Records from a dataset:
--
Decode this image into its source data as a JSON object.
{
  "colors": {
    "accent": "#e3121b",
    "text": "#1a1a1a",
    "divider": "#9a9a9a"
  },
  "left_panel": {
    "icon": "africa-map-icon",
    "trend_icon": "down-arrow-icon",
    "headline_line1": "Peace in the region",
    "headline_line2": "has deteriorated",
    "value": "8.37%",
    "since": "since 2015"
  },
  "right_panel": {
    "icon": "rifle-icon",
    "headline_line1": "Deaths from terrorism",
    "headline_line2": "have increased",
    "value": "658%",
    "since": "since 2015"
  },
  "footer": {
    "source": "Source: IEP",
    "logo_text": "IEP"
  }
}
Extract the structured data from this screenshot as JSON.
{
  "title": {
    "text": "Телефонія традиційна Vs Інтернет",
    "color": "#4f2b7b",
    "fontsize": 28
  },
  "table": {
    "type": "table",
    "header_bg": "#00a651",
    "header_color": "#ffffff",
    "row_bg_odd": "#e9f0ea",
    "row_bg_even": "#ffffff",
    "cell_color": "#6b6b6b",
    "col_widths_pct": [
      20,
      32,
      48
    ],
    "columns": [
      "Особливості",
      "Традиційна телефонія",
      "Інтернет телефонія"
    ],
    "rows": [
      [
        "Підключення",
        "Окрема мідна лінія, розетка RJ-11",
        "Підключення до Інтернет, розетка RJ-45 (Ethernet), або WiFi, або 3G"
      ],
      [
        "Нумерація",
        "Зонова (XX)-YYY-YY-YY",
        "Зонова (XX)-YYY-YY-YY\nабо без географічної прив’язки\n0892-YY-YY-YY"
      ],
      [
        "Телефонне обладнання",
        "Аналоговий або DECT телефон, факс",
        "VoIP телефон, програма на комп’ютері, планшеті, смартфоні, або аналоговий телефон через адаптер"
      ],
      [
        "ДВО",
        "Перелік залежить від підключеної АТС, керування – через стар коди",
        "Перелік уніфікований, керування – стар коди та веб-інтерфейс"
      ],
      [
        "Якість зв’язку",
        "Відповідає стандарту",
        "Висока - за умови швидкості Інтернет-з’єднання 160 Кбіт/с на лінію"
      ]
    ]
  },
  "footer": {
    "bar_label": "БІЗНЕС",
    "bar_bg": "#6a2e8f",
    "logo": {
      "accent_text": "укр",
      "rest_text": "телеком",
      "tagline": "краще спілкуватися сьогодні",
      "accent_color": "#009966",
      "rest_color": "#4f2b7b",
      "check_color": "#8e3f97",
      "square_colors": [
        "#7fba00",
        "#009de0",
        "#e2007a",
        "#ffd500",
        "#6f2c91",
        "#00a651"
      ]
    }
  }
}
--
■ **WRITTEN EXERCISE**
The records above must be output exactly, in full.

■ **OUTPUT**
Decode this image into its source data as a JSON object.
{
  "colors": {
    "accent": "#e3121b",
    "text": "#1a1a1a",
    "divider": "#9a9a9a"
  },
  "left_panel": {
    "icon": "africa-map-icon",
    "trend_icon": "down-arrow-icon",
    "headline_line1": "Peace in the region",
    "headline_line2": "has deteriorated",
    "value": "8.37%",
    "since": "since 2015"
  },
  "right_panel": {
    "icon": "rifle-icon",
    "headline_line1": "Deaths from terrorism",
    "headline_line2": "have increased",
    "value": "658%",
    "since": "since 2015"
  },
  "footer": {
    "source": "Source: IEP",
    "logo_text": "IEP"
  }
}
Extract the structured data from this screenshot as JSON.
{
  "title": {
    "text": "Телефонія традиційна Vs Інтернет",
    "color": "#4f2b7b",
    "fontsize": 28
  },
  "table": {
    "type": "table",
    "header_bg": "#00a651",
    "header_color": "#ffffff",
    "row_bg_odd": "#e9f0ea",
    "row_bg_even": "#ffffff",
    "cell_color": "#6b6b6b",
    "col_widths_pct": [
      20,
      32,
      48
    ],
    "columns": [
      "Особливості",
      "Традиційна телефонія",
      "Інтернет телефонія"
    ],
    "rows": [
      [
        "Підключення",
        "Окрема мідна лінія, розетка RJ-11",
        "Підключення до Інтернет, розетка RJ-45 (Ethernet), або WiFi, або 3G"
      ],
      [
        "Нумерація",
        "Зонова (XX)-YYY-YY-YY",
        "Зонова (XX)-YYY-YY-YY\nабо без географічної прив’язки\n0892-YY-YY-YY"
      ],
      [
        "Телефонне обладнання",
        "Аналоговий або DECT телефон, факс",
        "VoIP телефон, програма на комп’ютері, планшеті, смартфоні, або аналоговий телефон через адаптер"
      ],
      [
        "ДВО",
        "Перелік залежить від підключеної АТС, керування – через стар коди",
        "Перелік уніфікований, керування – стар коди та веб-інтерфейс"
      ],
      [
        "Якість зв’язку",
        "Відповідає стандарту",
        "Висока - за умови швидкості Інтернет-з’єднання 160 Кбіт/с на лінію"
      ]
    ]
  },
  "footer": {
    "bar_label": "БІЗНЕС",
    "bar_bg": "#6a2e8f",
    "logo": {
      "accent_text": "укр",
      "rest_text": "телеком",
      "tagline": "краще спілкуватися сьогодні",
      "accent_color": "#009966",
      "rest_color": "#4f2b7b",
      "check_color": "#8e3f97",
      "square_colors": [
        "#7fba00",
        "#009de0",
        "#e2007a",
        "#ffd500",
        "#6f2c91",
        "#00a651"
      ]
    }
  }
}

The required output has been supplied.